## begin Records for the task

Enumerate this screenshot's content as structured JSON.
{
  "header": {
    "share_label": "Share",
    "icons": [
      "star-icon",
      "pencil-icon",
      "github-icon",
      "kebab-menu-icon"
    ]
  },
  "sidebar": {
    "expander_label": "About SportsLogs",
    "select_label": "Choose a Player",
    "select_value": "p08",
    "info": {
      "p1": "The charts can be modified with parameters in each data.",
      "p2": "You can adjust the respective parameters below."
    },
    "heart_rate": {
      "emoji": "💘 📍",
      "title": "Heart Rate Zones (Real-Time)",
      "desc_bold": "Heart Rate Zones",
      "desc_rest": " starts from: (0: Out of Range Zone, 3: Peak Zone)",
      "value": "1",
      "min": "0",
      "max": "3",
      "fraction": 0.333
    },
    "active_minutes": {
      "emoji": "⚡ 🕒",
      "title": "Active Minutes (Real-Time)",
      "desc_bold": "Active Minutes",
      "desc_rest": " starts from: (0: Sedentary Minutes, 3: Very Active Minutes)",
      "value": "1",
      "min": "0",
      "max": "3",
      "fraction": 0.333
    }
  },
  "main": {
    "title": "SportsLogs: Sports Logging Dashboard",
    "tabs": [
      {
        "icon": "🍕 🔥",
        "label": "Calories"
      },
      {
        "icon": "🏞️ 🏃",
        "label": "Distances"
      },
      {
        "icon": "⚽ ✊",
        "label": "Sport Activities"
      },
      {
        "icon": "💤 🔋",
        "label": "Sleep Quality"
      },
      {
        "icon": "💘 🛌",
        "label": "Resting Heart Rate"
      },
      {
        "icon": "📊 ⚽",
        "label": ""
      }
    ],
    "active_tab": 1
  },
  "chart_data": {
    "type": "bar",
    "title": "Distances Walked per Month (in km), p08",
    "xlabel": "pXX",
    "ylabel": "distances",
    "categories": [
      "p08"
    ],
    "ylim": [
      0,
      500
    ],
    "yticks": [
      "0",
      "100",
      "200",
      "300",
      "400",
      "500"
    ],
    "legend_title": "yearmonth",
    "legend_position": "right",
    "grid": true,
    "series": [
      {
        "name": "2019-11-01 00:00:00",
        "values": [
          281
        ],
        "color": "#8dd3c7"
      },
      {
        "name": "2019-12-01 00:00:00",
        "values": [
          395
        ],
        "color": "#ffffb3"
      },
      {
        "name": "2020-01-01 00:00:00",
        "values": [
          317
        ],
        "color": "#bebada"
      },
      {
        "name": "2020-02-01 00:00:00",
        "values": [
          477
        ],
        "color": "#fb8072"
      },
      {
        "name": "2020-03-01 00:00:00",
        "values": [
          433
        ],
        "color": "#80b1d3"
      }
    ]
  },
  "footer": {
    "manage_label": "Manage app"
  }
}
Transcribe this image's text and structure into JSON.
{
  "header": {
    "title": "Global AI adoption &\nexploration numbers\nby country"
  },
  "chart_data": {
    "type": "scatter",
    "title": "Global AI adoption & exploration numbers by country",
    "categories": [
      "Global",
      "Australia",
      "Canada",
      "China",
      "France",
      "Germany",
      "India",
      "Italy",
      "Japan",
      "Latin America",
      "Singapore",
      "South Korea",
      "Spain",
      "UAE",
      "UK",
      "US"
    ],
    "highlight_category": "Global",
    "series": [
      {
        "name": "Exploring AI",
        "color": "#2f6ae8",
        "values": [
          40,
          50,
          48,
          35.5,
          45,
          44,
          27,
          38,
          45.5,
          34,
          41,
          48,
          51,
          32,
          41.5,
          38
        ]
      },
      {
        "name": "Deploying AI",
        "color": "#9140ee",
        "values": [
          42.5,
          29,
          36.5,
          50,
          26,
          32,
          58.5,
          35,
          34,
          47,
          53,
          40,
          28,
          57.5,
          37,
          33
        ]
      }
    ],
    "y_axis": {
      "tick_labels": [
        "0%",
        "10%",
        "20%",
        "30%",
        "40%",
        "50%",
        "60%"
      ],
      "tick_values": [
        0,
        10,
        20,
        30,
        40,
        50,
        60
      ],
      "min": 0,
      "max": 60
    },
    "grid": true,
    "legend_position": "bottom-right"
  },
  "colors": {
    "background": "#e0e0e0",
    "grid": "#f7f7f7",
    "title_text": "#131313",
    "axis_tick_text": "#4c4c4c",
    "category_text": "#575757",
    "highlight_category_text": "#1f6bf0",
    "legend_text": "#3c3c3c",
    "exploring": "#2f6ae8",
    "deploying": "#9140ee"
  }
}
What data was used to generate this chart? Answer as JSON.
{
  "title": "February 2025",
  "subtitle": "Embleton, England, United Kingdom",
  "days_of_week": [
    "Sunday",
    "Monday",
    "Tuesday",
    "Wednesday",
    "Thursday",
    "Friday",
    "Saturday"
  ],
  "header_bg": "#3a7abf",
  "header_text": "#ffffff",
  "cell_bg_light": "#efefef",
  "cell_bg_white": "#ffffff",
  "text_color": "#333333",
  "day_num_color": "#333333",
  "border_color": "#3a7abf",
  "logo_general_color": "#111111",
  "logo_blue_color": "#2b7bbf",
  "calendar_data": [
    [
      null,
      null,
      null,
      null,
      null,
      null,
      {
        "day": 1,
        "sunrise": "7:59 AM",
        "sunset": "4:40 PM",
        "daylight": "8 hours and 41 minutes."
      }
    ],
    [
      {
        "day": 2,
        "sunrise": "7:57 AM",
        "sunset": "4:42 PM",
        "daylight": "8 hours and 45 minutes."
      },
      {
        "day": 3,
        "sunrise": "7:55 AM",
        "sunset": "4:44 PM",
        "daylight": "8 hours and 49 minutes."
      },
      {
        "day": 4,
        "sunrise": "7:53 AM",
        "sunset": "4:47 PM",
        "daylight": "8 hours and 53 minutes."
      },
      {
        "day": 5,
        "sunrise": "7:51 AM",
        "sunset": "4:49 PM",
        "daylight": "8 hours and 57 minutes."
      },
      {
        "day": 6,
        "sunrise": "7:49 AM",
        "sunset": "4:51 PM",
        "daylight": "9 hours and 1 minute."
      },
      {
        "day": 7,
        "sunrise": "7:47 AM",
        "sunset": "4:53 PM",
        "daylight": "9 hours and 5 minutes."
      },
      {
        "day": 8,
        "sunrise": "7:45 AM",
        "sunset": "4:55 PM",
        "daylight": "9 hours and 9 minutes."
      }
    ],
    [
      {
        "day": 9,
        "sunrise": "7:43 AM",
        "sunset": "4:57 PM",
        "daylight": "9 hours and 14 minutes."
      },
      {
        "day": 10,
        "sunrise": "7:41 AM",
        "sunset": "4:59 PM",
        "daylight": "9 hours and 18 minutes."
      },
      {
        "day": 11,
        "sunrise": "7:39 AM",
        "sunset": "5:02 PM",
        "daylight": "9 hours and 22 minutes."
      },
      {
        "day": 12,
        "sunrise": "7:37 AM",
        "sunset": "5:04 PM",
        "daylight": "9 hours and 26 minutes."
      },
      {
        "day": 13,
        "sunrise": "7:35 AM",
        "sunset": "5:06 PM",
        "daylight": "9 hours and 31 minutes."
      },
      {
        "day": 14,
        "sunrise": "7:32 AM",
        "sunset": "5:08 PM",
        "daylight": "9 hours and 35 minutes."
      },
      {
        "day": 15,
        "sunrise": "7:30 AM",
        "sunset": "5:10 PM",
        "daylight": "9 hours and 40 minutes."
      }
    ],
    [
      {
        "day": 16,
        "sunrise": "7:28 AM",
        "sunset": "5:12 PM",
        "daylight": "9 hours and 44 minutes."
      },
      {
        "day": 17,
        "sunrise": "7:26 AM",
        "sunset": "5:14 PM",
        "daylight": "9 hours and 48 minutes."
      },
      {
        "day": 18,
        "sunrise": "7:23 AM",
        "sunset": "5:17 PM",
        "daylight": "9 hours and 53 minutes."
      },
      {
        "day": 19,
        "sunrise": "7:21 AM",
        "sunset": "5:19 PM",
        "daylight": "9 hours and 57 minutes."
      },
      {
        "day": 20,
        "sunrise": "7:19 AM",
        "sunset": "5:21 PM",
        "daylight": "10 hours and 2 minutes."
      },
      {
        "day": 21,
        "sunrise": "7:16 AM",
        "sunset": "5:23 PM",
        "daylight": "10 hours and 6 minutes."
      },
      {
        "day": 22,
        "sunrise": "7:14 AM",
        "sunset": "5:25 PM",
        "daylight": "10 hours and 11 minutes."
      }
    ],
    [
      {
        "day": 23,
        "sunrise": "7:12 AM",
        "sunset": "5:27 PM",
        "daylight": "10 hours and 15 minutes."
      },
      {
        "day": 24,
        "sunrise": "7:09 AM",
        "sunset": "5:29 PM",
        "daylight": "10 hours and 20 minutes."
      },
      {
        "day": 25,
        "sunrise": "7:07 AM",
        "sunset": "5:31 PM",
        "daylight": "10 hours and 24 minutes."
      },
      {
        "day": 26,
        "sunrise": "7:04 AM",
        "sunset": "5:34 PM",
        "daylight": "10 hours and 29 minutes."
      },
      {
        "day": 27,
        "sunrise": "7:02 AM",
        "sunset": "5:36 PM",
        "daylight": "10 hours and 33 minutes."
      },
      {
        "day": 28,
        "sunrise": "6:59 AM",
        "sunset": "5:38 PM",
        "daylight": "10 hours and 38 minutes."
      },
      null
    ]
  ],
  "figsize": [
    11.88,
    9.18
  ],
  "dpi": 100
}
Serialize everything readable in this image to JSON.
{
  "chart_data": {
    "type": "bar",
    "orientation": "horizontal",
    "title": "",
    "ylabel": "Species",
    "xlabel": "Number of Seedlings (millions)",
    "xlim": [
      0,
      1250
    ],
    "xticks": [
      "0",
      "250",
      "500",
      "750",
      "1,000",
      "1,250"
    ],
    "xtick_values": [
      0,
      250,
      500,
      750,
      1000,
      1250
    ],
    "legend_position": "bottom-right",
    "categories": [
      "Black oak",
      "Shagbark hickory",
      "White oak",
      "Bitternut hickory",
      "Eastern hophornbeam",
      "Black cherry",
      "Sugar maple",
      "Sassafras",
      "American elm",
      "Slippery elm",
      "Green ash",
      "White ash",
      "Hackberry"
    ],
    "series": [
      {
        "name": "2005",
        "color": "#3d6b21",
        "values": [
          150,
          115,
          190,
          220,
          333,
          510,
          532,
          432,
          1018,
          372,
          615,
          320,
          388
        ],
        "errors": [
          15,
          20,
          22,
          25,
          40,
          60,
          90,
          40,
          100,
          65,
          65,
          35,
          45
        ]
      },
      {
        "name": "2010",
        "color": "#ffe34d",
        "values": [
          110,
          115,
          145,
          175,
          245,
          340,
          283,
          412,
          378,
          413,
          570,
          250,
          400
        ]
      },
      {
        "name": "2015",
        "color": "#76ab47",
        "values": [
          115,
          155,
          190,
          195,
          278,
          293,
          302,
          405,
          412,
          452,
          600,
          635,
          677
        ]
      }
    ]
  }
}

## end Records for the task

> [To do] Extract every line that has the string "JSON" in it.

> [Worked solution]
Enumerate this screenshot's content as structured JSON.
Transcribe this image's text and structure into JSON.
What data was used to generate this chart? Answer as JSON.
Serialize everything readable in this image to JSON.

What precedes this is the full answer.